Trecho do texto
________
Em silêncio vamos pensando: como tenho correspondido a tão grande amor? como
posso corresponder ainda mais? Vamos caminhado com fé e esperança.
(...)
Levai agora,
José de Arimatéia e Nicodemos, o corpo sacrossanto de Jesus até Sua Mãe.
Ela o toma nos
braços.
Maria que
embalou o corpo frágil do Menino Jesus, antes de recliná-lo no presépio, agora
o tem, frágil, maltratado, desfigurado, em seus braços antes de entregá-lo à
sepultura.
“Dolores inferni
circumdederunt me” – “Dores de inferno me cercaram” (Sl 17,6).
Relata-nos o célebre
padre Antônio Vieira que “foram tão excessivos os tormentos da Virgem na Paixão de seu Filho, que diz S.
Bernardo que, se se repartissem por todas as criaturas viventes, bastariam a
tirar a vida a todas. Mais. Era tão grande o
amor da Senhora, e o afeto temíssimo com que desejava não se apartar da presença e vista de seu Filho,
que teria por grande benefício ou morrer,
para que ele não morresse, como dizia Davi na morte de Absalão, e já que isto não
pudesse ser, ao menos morrer juntamente com ele” (“Sermãos das Dores da
Sacratíssima Virgem Maria”, 1642).
“Plorans
ploravit in nocte…” – “Ela chora pela noite adentro, lágrimas lhe inundam as
faces”
“Non est qui
consoletur eam…” – “Ninguém mais a consola de quantos a amavam. Seus amigos
todos a traíram, e se tornaram seus inimigos” (Lm 1,2).
(...)
“Nesta vida
temem os homens a morte, e todos andam fugindo dela”, brada, ainda, das
centúrias passadas o Crisóstomo Português.
Nesta vida
temem os homens a morte, repito, porque temem ter que se apresentar ao Tribunal
Divino e responder pelas atrocidades que tanto afligem o Coração Sagrado de
Jesus.
(...)
Correi,
infelizes. Correi pressurosos em busca do perdão de vossos pecados.
________
Entradas extraídas
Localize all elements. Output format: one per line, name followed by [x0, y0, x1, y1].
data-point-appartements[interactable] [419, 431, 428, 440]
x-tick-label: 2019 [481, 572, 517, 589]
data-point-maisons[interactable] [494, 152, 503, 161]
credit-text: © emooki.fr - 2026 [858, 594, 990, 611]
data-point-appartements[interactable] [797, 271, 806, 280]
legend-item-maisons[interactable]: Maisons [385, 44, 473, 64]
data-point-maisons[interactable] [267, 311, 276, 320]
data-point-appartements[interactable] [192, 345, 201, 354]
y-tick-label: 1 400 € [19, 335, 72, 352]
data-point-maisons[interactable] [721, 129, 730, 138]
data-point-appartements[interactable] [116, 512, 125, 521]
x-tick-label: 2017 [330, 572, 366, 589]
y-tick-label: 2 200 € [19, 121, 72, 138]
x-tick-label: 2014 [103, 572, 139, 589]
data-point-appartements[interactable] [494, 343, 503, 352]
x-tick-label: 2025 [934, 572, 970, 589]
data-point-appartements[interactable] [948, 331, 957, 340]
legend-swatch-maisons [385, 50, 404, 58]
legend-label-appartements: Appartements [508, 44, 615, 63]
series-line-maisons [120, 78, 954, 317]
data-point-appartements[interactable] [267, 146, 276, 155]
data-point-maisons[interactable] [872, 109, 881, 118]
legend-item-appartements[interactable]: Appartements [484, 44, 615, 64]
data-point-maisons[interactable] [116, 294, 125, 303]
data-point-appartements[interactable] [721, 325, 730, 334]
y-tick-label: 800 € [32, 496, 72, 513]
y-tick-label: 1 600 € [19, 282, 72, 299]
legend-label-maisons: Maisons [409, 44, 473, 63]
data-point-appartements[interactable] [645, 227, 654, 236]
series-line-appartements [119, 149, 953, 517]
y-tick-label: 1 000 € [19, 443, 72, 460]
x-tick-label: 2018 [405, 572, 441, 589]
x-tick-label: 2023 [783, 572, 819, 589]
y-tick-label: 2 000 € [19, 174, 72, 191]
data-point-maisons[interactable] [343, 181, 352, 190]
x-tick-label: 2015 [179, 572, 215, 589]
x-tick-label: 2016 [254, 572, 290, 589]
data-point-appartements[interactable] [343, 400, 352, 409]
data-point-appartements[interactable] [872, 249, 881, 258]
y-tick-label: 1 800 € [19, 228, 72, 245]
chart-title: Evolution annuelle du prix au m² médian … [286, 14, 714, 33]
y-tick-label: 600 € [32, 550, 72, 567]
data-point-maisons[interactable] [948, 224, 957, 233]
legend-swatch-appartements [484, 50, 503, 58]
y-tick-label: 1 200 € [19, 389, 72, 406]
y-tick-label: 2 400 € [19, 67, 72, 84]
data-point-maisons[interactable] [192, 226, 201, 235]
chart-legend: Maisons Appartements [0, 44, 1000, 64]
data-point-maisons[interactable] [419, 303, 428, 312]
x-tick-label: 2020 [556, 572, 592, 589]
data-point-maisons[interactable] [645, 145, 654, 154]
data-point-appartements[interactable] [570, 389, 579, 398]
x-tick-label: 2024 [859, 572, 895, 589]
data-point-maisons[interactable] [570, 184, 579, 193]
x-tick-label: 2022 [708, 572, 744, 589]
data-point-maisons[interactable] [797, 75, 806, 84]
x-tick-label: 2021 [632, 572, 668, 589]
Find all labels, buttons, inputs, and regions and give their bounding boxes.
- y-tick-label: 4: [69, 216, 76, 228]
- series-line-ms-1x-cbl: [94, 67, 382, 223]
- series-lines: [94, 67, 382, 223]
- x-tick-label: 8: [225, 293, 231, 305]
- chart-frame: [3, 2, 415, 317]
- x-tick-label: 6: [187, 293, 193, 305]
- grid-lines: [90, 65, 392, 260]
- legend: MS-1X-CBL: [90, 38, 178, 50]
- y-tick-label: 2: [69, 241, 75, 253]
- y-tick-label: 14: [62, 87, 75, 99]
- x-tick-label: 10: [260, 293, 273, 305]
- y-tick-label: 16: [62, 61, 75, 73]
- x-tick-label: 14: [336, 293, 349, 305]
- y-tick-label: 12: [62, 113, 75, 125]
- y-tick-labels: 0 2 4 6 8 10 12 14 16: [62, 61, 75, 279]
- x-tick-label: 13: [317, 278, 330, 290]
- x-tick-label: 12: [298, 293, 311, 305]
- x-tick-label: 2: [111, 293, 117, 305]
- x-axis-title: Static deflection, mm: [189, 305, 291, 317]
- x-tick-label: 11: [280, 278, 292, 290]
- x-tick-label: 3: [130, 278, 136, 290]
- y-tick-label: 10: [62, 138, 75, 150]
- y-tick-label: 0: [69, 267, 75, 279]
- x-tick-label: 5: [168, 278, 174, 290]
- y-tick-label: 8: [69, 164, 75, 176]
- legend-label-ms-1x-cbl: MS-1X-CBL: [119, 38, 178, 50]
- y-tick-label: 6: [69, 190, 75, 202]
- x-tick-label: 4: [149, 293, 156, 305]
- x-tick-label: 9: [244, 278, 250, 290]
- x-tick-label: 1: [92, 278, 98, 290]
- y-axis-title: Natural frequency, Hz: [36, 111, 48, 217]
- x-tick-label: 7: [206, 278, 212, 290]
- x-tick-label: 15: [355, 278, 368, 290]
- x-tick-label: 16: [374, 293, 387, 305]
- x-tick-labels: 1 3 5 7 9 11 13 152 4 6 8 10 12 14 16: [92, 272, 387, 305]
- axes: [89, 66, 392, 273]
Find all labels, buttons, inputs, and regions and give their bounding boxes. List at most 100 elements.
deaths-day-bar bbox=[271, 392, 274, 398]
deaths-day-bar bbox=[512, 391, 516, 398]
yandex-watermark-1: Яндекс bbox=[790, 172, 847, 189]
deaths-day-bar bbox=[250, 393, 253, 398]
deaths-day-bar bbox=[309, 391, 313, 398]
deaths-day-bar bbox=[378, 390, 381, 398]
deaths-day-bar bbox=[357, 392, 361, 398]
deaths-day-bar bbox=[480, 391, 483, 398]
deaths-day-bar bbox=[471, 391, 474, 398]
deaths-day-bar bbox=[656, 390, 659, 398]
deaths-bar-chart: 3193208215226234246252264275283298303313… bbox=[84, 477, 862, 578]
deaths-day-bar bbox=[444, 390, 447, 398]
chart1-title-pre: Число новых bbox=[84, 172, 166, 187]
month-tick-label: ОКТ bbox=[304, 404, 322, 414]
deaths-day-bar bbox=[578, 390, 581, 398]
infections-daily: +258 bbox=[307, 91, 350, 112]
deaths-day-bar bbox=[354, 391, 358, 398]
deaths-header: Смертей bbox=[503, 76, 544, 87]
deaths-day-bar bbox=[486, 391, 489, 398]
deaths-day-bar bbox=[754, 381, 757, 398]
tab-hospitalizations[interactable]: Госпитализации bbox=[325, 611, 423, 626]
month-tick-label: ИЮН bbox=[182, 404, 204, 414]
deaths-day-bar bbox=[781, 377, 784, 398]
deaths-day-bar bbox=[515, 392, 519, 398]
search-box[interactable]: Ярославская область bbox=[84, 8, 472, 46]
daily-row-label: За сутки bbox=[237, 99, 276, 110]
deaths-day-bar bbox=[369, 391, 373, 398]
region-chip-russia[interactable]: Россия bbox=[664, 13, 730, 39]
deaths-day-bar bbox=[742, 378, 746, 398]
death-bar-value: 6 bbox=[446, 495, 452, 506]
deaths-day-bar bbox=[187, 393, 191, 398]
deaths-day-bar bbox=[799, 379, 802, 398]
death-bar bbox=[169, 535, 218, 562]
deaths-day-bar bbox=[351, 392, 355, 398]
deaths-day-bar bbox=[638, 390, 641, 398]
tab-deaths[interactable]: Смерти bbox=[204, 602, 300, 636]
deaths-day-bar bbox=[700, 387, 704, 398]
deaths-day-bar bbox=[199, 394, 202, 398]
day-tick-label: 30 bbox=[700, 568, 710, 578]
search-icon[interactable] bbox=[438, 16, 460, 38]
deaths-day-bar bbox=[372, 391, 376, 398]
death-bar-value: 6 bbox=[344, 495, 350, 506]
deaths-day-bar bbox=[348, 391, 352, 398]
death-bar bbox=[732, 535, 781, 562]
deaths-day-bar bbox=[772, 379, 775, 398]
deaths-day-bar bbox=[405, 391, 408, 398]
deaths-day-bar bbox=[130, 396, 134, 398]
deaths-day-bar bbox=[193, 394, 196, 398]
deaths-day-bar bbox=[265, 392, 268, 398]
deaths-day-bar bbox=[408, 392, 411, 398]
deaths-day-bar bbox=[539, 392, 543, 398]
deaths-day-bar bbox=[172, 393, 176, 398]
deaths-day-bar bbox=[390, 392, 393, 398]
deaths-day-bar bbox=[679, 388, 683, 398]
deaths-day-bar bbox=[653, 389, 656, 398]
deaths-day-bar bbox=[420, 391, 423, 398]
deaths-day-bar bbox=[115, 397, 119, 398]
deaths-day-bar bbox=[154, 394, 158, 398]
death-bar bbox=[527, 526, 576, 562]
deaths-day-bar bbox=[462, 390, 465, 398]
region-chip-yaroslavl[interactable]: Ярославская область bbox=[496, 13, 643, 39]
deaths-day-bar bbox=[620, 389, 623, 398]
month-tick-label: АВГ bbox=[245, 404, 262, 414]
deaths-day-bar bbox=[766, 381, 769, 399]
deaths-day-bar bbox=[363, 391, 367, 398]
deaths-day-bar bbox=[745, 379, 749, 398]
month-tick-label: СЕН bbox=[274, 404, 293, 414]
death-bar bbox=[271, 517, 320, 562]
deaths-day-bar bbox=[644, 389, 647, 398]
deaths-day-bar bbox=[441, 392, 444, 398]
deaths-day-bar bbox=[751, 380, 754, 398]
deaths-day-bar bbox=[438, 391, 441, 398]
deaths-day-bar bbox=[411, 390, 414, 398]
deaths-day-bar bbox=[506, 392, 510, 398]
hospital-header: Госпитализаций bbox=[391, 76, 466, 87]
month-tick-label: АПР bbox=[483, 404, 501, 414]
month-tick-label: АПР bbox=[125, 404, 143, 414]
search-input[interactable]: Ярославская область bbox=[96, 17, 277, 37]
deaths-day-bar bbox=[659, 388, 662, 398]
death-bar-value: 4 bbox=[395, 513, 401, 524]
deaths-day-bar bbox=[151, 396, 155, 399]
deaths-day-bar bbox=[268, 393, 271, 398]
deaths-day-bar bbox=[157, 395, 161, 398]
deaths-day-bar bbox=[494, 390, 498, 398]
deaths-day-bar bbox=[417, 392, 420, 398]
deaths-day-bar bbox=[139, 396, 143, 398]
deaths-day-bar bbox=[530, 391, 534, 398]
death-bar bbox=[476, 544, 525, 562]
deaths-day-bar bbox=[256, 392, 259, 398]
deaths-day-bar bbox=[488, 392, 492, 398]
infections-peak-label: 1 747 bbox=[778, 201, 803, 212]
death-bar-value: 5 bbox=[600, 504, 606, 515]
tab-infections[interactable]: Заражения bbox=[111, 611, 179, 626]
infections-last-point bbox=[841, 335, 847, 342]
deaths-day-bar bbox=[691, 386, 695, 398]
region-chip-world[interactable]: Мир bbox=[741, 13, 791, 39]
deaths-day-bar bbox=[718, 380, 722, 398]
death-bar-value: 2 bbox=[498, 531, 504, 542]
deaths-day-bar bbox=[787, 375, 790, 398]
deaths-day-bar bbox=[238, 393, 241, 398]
________
O que fazer
(a) Redigite o texto sobre as dores de Maria a partir das palavras "Em silêncio vamos", parando depois de "até Sua Mãe.".
(b) No texto sobre as dores de Maria, quem é chamado a levar o corpo de Jesus até Sua Mãe?

Resultados das tarefas
(a)
Em silêncio vamos pensando: como tenho correspondido a tão grande amor? como
posso corresponder ainda mais? Vamos caminhado com fé e esperança.
(...)
Levai agora,
José de Arimatéia e Nicodemos, o corpo sacrossanto de Jesus até Sua Mãe.

(b) José de Arimatéia e Nicodemos.